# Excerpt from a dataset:
━━━━━━━━━━━━━━━━━━━━━━━━━━━━━━

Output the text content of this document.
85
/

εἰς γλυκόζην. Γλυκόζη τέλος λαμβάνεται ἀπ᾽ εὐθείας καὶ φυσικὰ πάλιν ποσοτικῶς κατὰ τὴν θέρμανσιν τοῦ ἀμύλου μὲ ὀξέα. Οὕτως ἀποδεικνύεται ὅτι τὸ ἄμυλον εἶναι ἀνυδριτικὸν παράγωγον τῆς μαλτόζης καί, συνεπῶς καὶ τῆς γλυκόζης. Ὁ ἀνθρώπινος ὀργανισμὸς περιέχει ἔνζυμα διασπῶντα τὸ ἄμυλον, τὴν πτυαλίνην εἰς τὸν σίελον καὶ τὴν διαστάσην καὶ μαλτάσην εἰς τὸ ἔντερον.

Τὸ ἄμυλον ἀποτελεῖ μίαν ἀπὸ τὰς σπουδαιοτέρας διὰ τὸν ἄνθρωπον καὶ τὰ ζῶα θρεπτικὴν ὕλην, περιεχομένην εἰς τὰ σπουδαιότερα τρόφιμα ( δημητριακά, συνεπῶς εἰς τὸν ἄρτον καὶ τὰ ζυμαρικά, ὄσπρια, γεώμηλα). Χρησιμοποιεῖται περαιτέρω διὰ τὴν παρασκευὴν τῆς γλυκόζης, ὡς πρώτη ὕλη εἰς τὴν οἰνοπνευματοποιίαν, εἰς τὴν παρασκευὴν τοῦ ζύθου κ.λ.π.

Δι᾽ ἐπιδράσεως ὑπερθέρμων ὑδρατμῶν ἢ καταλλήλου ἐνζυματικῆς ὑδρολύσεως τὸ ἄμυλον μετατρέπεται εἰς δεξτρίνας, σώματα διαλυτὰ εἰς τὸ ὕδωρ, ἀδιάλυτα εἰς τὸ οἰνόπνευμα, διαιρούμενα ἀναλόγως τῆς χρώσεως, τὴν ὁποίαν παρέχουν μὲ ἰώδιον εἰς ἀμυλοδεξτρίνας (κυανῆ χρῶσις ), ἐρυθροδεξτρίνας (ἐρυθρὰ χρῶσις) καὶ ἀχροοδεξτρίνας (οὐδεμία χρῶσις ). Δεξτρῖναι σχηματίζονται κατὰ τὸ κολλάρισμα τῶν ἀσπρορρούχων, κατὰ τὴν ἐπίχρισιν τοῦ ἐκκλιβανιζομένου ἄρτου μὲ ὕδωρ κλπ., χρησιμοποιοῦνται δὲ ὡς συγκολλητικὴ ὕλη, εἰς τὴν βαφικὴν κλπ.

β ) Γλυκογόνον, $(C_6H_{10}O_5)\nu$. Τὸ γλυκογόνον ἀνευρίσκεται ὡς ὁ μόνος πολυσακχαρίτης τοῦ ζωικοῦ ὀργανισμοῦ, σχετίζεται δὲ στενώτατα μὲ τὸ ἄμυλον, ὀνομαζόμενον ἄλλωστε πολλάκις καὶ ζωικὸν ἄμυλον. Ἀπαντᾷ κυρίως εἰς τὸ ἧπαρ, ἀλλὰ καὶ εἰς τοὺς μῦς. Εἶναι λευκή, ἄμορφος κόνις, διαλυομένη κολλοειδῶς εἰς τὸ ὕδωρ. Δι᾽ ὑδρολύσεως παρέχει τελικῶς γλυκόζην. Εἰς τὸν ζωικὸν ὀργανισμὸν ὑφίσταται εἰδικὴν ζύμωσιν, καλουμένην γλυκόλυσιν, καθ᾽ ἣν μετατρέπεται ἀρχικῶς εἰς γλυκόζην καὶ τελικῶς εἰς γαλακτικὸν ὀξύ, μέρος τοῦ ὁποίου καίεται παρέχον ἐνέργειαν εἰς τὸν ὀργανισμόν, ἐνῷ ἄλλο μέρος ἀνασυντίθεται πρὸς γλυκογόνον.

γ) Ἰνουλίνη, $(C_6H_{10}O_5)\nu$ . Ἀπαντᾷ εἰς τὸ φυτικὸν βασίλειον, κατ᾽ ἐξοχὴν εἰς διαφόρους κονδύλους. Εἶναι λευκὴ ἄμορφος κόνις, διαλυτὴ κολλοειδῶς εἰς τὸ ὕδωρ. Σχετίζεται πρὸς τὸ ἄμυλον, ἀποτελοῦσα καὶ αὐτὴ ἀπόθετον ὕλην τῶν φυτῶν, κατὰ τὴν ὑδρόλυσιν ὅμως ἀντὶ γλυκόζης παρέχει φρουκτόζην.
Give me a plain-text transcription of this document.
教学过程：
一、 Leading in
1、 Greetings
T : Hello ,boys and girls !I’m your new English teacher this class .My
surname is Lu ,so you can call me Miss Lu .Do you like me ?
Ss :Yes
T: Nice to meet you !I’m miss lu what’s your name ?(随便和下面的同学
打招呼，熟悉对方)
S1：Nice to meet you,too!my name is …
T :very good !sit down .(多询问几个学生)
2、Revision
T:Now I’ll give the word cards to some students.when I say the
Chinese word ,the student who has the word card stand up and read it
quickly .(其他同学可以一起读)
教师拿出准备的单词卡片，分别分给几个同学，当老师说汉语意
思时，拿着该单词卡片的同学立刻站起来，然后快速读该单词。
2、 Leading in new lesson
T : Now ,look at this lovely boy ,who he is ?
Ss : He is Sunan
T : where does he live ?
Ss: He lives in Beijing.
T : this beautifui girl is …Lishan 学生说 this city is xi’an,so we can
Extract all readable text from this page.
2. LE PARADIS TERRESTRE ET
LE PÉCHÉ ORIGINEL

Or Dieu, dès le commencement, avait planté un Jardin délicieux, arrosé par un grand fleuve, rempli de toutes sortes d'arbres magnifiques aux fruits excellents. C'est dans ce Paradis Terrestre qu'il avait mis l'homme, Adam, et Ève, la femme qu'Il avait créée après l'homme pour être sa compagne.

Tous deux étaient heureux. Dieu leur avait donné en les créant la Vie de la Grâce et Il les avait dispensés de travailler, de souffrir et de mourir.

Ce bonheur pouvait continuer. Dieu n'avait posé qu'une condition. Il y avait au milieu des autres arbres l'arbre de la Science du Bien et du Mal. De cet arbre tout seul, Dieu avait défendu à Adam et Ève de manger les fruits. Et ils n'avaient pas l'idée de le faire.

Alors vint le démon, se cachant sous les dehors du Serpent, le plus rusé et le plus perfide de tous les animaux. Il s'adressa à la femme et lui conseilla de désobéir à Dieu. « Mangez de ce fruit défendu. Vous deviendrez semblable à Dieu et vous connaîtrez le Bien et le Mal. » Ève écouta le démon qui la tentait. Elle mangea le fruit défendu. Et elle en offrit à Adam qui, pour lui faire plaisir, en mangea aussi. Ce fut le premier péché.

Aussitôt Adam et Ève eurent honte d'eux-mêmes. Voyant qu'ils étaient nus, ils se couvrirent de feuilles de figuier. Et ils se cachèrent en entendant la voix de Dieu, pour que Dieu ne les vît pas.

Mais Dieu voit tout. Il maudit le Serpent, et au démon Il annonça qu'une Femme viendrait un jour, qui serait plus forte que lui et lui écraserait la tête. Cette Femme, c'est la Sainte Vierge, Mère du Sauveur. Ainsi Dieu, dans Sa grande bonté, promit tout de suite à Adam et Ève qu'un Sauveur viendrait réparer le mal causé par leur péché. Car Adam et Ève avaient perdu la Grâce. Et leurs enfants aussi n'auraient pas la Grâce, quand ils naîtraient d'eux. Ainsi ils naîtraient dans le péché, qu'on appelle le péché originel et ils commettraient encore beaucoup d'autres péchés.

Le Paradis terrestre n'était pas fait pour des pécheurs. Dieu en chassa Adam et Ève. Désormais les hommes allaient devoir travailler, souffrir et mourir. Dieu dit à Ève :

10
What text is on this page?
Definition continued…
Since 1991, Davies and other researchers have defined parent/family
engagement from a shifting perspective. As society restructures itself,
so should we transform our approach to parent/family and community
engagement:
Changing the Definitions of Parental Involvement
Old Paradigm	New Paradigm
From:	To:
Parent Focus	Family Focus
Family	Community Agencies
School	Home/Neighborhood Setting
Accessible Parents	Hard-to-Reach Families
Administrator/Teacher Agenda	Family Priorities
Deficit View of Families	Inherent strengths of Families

━━━━━━━━━━━━━━━━━━━━━━━━━━━━━━

# WHAT IS NEEDED:
Nothing outside the span should appear: transcribe the lines from the one containing "What text is on this page?" through the last line of the records.

# EXERCISE RESULT:
What text is on this page?
Definition continued…
Since 1991, Davies and other researchers have defined parent/family
engagement from a shifting perspective. As society restructures itself,
so should we transform our approach to parent/family and community
engagement:
Changing the Definitions of Parental Involvement
Old Paradigm	New Paradigm
From:	To:
Parent Focus	Family Focus
Family	Community Agencies
School	Home/Neighborhood Setting
Accessible Parents	Hard-to-Reach Families
Administrator/Teacher Agenda	Family Priorities
Deficit View of Families	Inherent strengths of Families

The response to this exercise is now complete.